*Request:* Give the count of lines in the data that include "hendrerit", with no other words.

=== Stored data ===

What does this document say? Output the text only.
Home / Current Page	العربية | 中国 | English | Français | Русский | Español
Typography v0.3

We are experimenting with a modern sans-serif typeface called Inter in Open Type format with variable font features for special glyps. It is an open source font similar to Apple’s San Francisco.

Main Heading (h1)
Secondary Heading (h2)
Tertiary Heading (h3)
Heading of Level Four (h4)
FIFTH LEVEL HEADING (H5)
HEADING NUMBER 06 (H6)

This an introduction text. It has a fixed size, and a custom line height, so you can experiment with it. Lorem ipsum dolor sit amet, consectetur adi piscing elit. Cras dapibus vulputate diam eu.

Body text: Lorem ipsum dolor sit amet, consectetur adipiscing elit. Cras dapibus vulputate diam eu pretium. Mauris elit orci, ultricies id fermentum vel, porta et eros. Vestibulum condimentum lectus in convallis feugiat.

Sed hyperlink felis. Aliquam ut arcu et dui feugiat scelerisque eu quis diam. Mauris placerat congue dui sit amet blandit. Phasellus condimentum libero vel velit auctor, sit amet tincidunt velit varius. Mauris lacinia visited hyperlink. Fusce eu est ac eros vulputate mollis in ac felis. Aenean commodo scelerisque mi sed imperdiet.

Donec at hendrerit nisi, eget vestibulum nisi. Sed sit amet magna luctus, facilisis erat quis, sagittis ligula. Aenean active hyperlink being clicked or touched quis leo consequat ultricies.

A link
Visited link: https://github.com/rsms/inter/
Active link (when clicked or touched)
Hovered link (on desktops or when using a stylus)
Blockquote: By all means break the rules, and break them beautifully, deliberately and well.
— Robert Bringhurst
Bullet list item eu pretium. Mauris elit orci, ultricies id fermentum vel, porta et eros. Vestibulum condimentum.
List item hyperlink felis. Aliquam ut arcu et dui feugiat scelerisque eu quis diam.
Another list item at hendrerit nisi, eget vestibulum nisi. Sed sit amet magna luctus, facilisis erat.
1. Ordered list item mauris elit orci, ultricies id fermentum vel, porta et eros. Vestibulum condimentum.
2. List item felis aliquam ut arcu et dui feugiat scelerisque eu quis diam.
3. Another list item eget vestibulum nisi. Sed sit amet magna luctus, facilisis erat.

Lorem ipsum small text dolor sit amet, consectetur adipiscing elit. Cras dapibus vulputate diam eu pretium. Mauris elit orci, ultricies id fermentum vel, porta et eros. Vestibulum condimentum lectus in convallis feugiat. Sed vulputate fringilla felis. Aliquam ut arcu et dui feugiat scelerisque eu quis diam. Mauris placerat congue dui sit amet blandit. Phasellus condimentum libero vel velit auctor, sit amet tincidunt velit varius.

===
=== Stored data ===

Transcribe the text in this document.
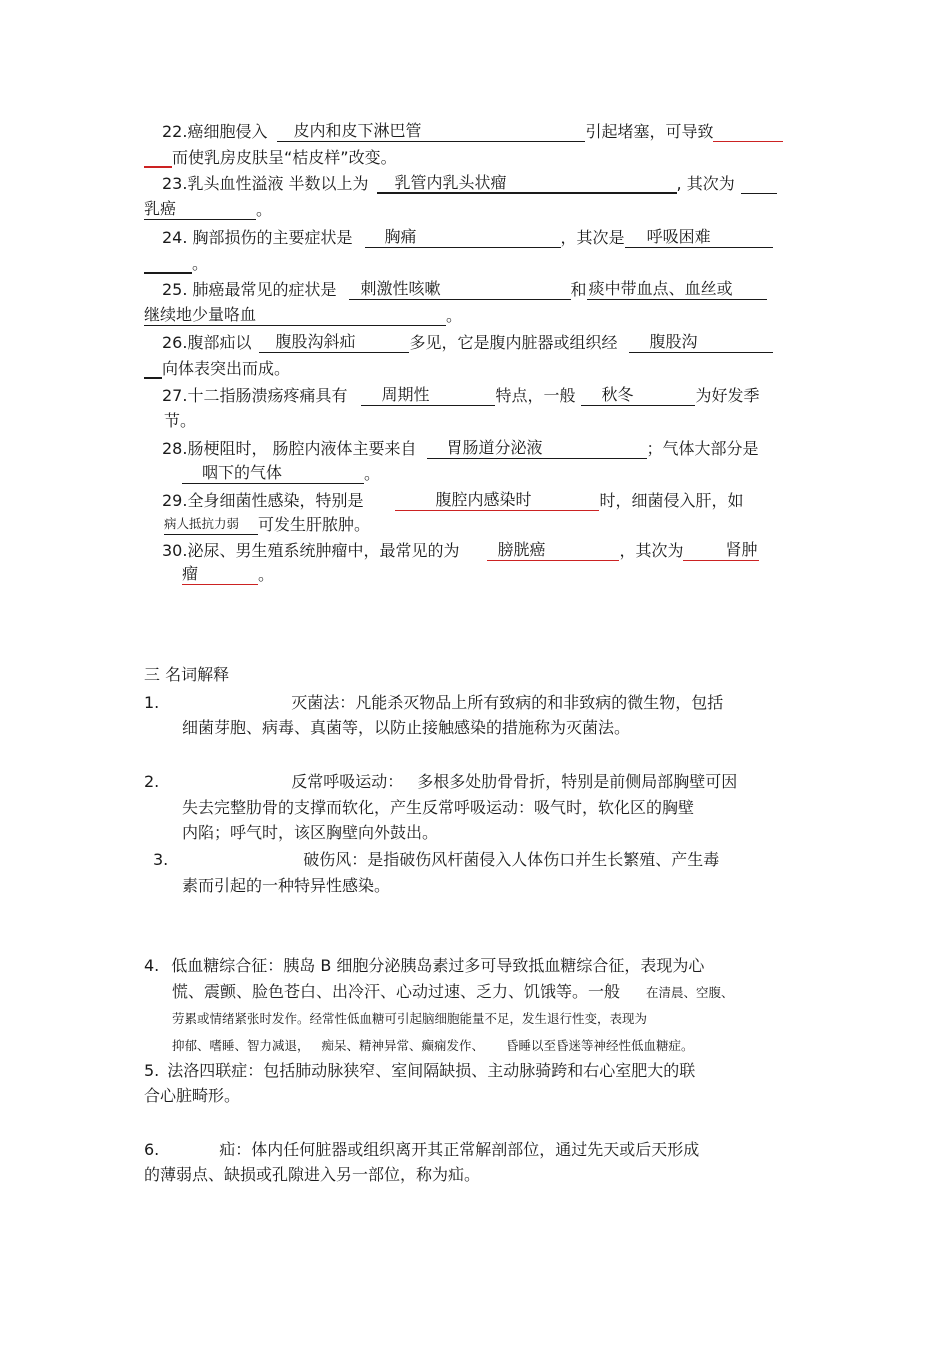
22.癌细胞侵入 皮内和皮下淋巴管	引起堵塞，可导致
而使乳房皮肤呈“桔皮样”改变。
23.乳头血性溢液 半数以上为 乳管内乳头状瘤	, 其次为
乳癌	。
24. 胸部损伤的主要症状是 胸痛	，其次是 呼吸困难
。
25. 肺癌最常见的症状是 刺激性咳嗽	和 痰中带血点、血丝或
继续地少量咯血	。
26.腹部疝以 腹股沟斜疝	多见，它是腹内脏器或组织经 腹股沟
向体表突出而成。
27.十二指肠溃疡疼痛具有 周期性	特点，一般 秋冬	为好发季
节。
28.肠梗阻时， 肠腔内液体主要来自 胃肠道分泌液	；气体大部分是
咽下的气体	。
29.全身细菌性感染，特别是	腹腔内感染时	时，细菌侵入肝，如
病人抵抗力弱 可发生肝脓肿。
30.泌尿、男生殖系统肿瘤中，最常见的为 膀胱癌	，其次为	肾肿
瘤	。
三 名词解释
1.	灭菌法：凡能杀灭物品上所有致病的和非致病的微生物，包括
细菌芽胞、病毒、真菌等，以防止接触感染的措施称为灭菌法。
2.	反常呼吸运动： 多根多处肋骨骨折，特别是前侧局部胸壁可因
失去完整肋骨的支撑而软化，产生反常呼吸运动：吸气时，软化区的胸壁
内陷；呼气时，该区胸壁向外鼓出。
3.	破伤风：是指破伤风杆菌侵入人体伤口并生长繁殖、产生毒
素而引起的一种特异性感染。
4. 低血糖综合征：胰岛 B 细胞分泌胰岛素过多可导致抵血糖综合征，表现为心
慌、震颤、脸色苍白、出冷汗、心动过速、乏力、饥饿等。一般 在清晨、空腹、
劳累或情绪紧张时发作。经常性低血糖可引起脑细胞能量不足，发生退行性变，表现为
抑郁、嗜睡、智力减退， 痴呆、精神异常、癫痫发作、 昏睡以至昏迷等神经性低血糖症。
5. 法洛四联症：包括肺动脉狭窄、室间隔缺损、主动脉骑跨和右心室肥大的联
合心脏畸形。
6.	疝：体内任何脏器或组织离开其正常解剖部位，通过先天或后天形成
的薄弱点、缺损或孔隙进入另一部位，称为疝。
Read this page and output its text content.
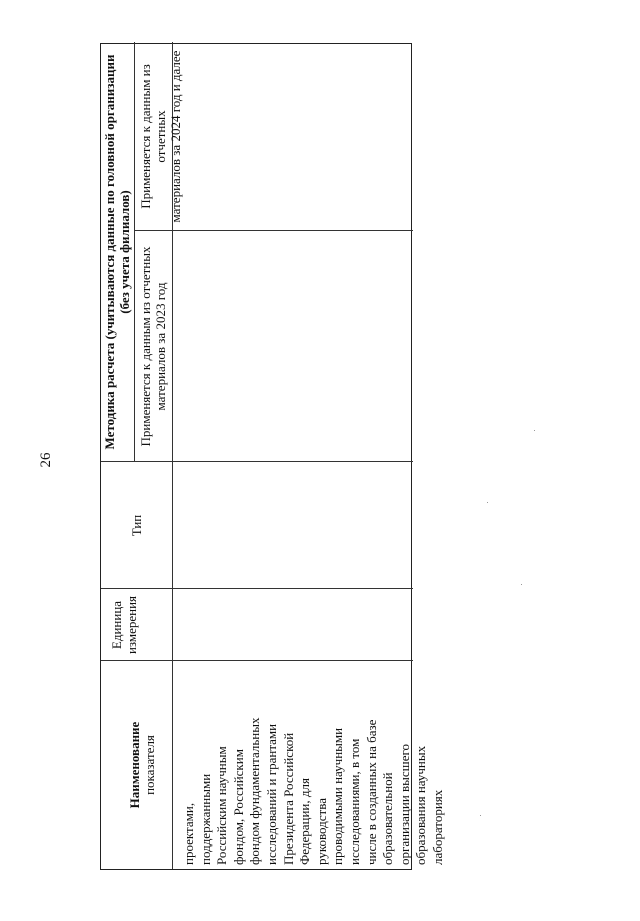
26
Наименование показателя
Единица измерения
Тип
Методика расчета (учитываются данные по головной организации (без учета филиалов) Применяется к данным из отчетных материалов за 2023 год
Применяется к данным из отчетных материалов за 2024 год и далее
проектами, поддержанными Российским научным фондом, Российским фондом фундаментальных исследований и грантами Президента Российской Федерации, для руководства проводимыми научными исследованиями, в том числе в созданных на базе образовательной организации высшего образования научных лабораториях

===

*Solution for this exercise:* 2